What you are asked to do → Copy each line in the data that includes the word "МЕЖГОСУДАРСТВЕННЫЙ".
====
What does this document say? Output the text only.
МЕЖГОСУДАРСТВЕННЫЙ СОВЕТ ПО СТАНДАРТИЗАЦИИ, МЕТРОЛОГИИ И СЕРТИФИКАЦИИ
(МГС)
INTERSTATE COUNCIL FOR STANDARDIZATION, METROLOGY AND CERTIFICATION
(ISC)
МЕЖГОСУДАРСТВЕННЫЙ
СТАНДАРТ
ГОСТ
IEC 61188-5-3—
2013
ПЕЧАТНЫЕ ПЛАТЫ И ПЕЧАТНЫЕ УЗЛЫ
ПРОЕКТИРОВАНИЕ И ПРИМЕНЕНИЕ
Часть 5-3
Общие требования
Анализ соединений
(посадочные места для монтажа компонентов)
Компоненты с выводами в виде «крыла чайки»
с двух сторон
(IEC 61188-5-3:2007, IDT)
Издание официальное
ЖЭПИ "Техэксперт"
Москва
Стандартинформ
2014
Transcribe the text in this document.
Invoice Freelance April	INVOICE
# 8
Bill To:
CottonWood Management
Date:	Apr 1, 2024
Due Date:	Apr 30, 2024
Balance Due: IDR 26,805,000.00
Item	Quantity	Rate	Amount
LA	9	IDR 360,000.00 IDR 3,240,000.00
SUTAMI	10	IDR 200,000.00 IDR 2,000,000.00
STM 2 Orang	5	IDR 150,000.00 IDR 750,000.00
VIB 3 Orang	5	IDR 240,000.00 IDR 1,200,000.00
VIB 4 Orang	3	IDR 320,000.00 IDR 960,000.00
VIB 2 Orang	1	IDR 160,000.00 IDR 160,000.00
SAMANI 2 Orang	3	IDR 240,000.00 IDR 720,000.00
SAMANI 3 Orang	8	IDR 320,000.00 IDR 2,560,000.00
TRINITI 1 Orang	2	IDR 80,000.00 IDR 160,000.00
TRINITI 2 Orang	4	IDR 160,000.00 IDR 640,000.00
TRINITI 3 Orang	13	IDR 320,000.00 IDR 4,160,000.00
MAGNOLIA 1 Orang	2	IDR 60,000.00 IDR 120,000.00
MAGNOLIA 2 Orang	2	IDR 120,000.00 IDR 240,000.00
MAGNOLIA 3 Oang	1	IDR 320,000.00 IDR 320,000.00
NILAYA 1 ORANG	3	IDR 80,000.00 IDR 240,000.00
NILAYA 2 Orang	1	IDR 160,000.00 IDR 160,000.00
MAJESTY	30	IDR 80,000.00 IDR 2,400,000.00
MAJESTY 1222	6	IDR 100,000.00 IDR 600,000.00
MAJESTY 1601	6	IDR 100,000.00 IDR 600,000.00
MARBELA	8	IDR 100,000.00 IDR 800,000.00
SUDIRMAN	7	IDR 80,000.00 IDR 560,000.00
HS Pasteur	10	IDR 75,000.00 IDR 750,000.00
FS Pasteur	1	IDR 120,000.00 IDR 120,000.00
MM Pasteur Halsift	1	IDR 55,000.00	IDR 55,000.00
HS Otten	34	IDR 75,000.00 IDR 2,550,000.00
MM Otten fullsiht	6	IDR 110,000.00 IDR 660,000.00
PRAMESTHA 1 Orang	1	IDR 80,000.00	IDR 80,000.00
====
Solution →
МЕЖГОСУДАРСТВЕННЫЙ СОВЕТ ПО СТАНДАРТИЗАЦИИ, МЕТРОЛОГИИ И СЕРТИФИКАЦИИ
МЕЖГОСУДАРСТВЕННЫЙ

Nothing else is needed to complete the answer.